— BEGIN Dataset extract —

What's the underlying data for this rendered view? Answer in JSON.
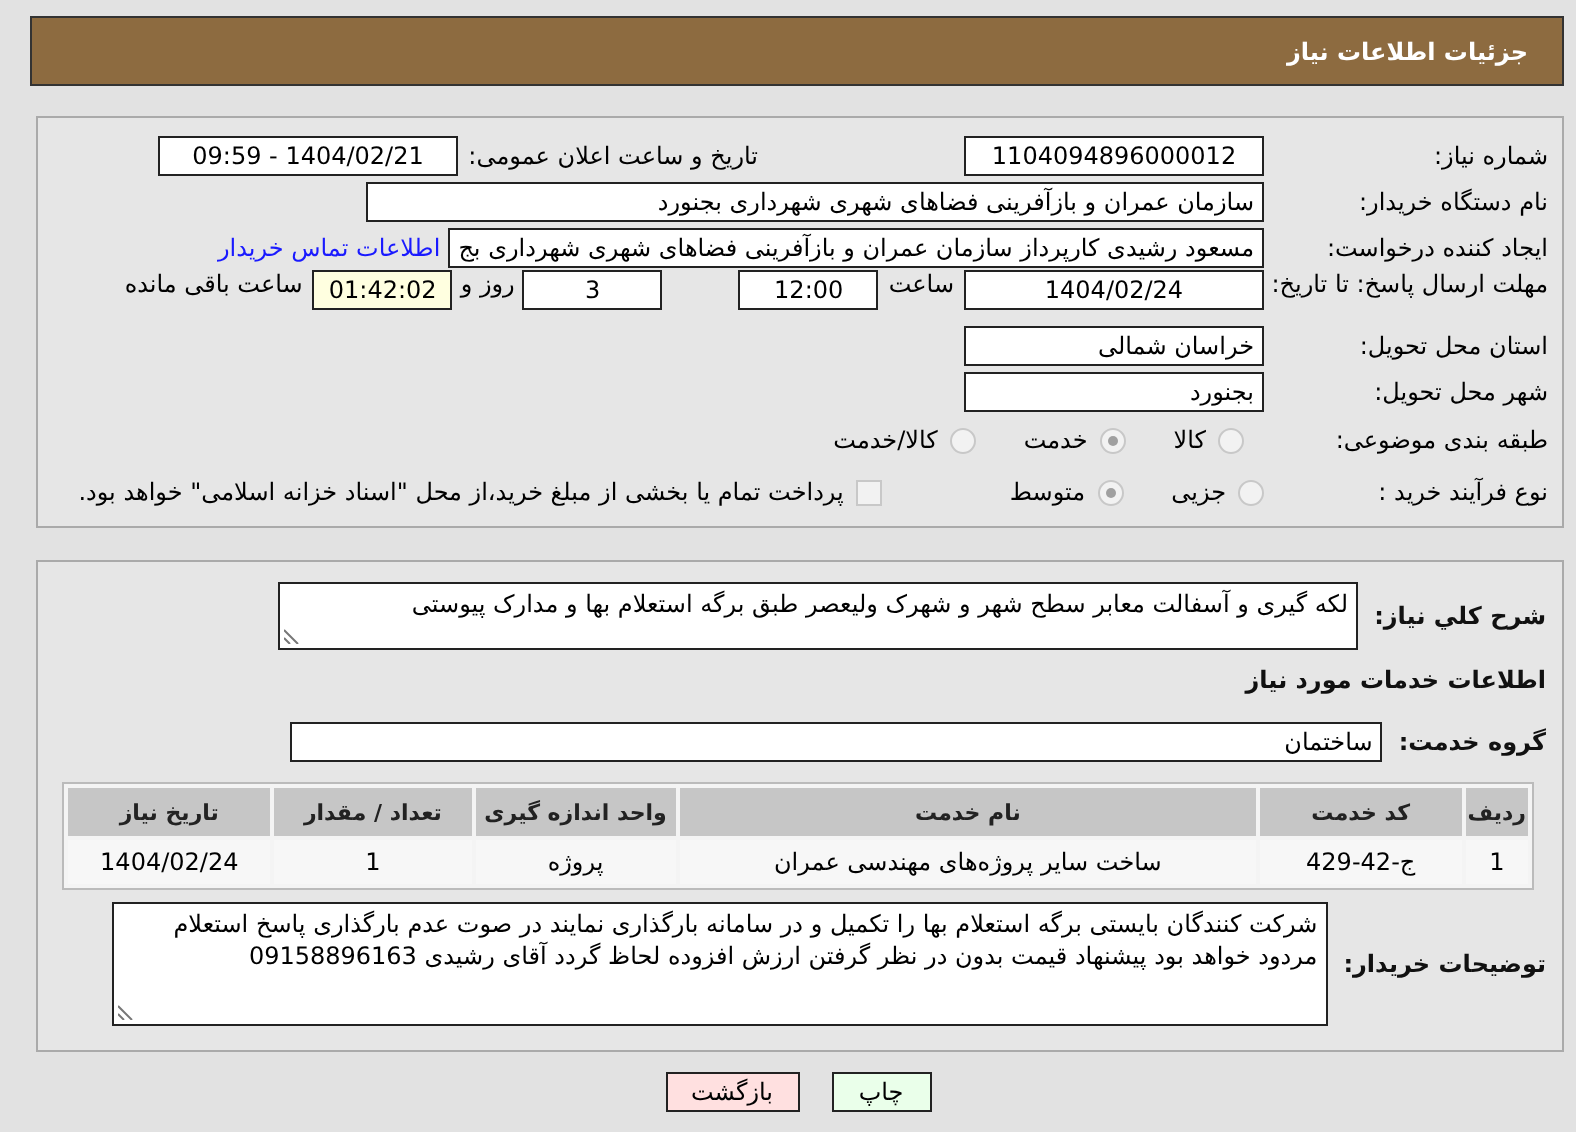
{
  "header": {
    "title": "جزئیات اطلاعات نیاز"
  },
  "need_number": {
    "label": "شماره نیاز:",
    "value": "1104094896000012"
  },
  "announce": {
    "label": "تاریخ و ساعت اعلان عمومی:",
    "value": "1404/02/21 - 09:59"
  },
  "buyer_org": {
    "label": "نام دستگاه خریدار:",
    "value": "سازمان عمران و بازآفرینی فضاهای شهری شهرداری بجنورد"
  },
  "requester": {
    "label": "ایجاد کننده درخواست:",
    "value": "مسعود رشیدی کارپرداز سازمان عمران و بازآفرینی فضاهای شهری شهرداری بج",
    "link": "اطلاعات تماس خریدار"
  },
  "deadline": {
    "label": "مهلت ارسال پاسخ: تا تاریخ:",
    "date": "1404/02/24",
    "time_label": "ساعت",
    "time": "12:00",
    "days": "3",
    "days_label": "روز و",
    "remaining": "01:42:02",
    "remaining_label": "ساعت باقی مانده"
  },
  "province": {
    "label": "استان محل تحویل:",
    "value": "خراسان شمالی"
  },
  "city": {
    "label": "شهر محل تحویل:",
    "value": "بجنورد"
  },
  "category": {
    "label": "طبقه بندی موضوعی:",
    "options": [
      {
        "label": "کالا",
        "selected": false
      },
      {
        "label": "خدمت",
        "selected": true
      },
      {
        "label": "کالا/خدمت",
        "selected": false
      }
    ]
  },
  "purchase_type": {
    "label": "نوع فرآیند خرید :",
    "options": [
      {
        "label": "جزیی",
        "selected": false
      },
      {
        "label": "متوسط",
        "selected": true
      }
    ],
    "payment_checkbox": {
      "label": "پرداخت تمام یا بخشی از مبلغ خرید،از محل \"اسناد خزانه اسلامی\" خواهد بود.",
      "checked": false
    }
  },
  "description": {
    "label": "شرح کلي نیاز:",
    "value": "لکه گیری و آسفالت معابر سطح شهر و شهرک ولیعصر طبق برگه استعلام بها و مدارک پیوستی"
  },
  "services_heading": "اطلاعات خدمات مورد نیاز",
  "service_group": {
    "label": "گروه خدمت:",
    "value": "ساختمان"
  },
  "table": {
    "columns": [
      "ردیف",
      "کد خدمت",
      "نام خدمت",
      "واحد اندازه گیری",
      "تعداد / مقدار",
      "تاریخ نیاز"
    ],
    "rows": [
      [
        "1",
        "ج-42-429",
        "ساخت سایر پروژه‌های مهندسی عمران",
        "پروژه",
        "1",
        "1404/02/24"
      ]
    ]
  },
  "buyer_notes": {
    "label": "توضیحات خریدار:",
    "value": "شرکت کنندگان بایستی برگه استعلام بها را تکمیل و در سامانه بارگذاری نمایند در صوت عدم بارگذاری پاسخ استعلام مردود خواهد بود پیشنهاد قیمت بدون در نظر گرفتن ارزش افزوده لحاظ گردد آقای رشیدی 09158896163"
  },
  "buttons": [
    {
      "label": "چاپ",
      "kind": "print"
    },
    {
      "label": "بازگشت",
      "kind": "back"
    }
  ]
}
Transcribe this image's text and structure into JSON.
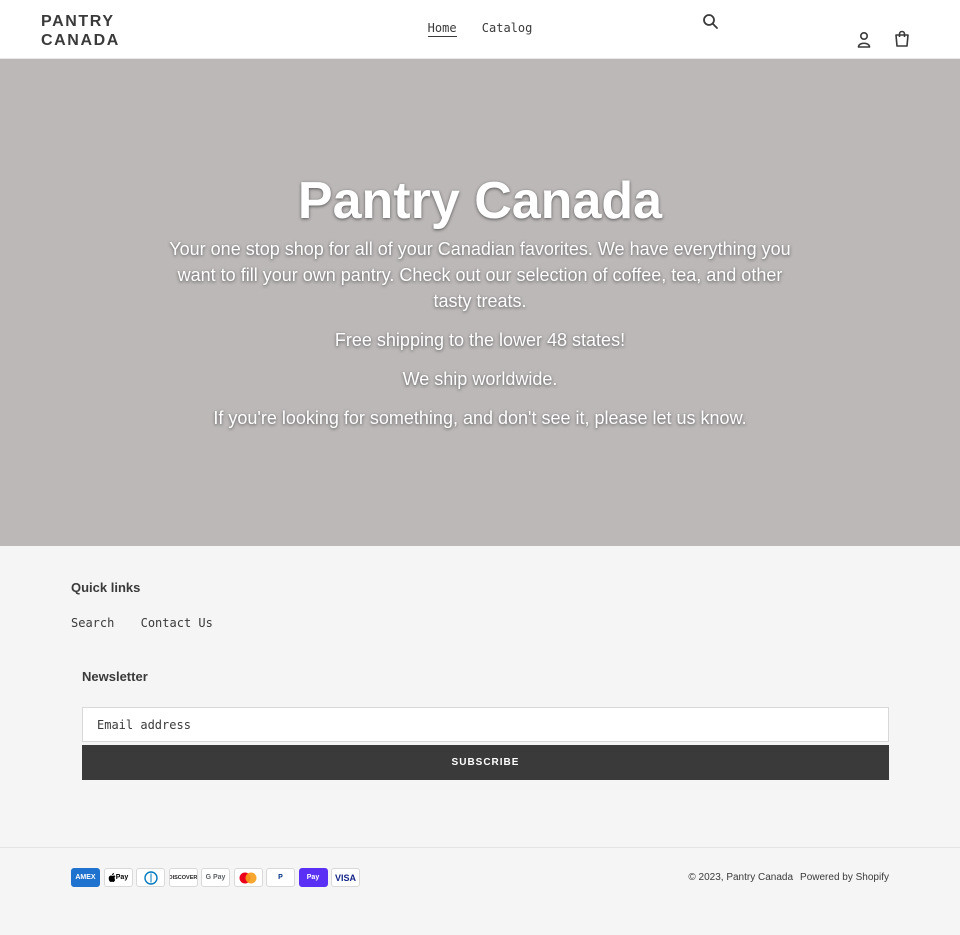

— END Dataset extract —

The problem = Transcribe the listing above verbatim. Omit the pictures.

Complete answer =
What's the underlying data for this rendered view? Answer in JSON.
{
  "header": {
    "title": "جزئیات اطلاعات نیاز"
  },
  "need_number": {
    "label": "شماره نیاز:",
    "value": "1104094896000012"
  },
  "announce": {
    "label": "تاریخ و ساعت اعلان عمومی:",
    "value": "1404/02/21 - 09:59"
  },
  "buyer_org": {
    "label": "نام دستگاه خریدار:",
    "value": "سازمان عمران و بازآفرینی فضاهای شهری شهرداری بجنورد"
  },
  "requester": {
    "label": "ایجاد کننده درخواست:",
    "value": "مسعود رشیدی کارپرداز سازمان عمران و بازآفرینی فضاهای شهری شهرداری بج",
    "link": "اطلاعات تماس خریدار"
  },
  "deadline": {
    "label": "مهلت ارسال پاسخ: تا تاریخ:",
    "date": "1404/02/24",
    "time_label": "ساعت",
    "time": "12:00",
    "days": "3",
    "days_label": "روز و",
    "remaining": "01:42:02",
    "remaining_label": "ساعت باقی مانده"
  },
  "province": {
    "label": "استان محل تحویل:",
    "value": "خراسان شمالی"
  },
  "city": {
    "label": "شهر محل تحویل:",
    "value": "بجنورد"
  },
  "category": {
    "label": "طبقه بندی موضوعی:",
    "options": [
      {
        "label": "کالا",
        "selected": false
      },
      {
        "label": "خدمت",
        "selected": true
      },
      {
        "label": "کالا/خدمت",
        "selected": false
      }
    ]
  },
  "purchase_type": {
    "label": "نوع فرآیند خرید :",
    "options": [
      {
        "label": "جزیی",
        "selected": false
      },
      {
        "label": "متوسط",
        "selected": true
      }
    ],
    "payment_checkbox": {
      "label": "پرداخت تمام یا بخشی از مبلغ خرید،از محل \"اسناد خزانه اسلامی\" خواهد بود.",
      "checked": false
    }
  },
  "description": {
    "label": "شرح کلي نیاز:",
    "value": "لکه گیری و آسفالت معابر سطح شهر و شهرک ولیعصر طبق برگه استعلام بها و مدارک پیوستی"
  },
  "services_heading": "اطلاعات خدمات مورد نیاز",
  "service_group": {
    "label": "گروه خدمت:",
    "value": "ساختمان"
  },
  "table": {
    "columns": [
      "ردیف",
      "کد خدمت",
      "نام خدمت",
      "واحد اندازه گیری",
      "تعداد / مقدار",
      "تاریخ نیاز"
    ],
    "rows": [
      [
        "1",
        "ج-42-429",
        "ساخت سایر پروژه‌های مهندسی عمران",
        "پروژه",
        "1",
        "1404/02/24"
      ]
    ]
  },
  "buyer_notes": {
    "label": "توضیحات خریدار:",
    "value": "شرکت کنندگان بایستی برگه استعلام بها را تکمیل و در سامانه بارگذاری نمایند در صوت عدم بارگذاری پاسخ استعلام مردود خواهد بود پیشنهاد قیمت بدون در نظر گرفتن ارزش افزوده لحاظ گردد آقای رشیدی 09158896163"
  },
  "buttons": [
    {
      "label": "چاپ",
      "kind": "print"
    },
    {
      "label": "بازگشت",
      "kind": "back"
    }
  ]
}
Transcribe this image's text and structure into JSON.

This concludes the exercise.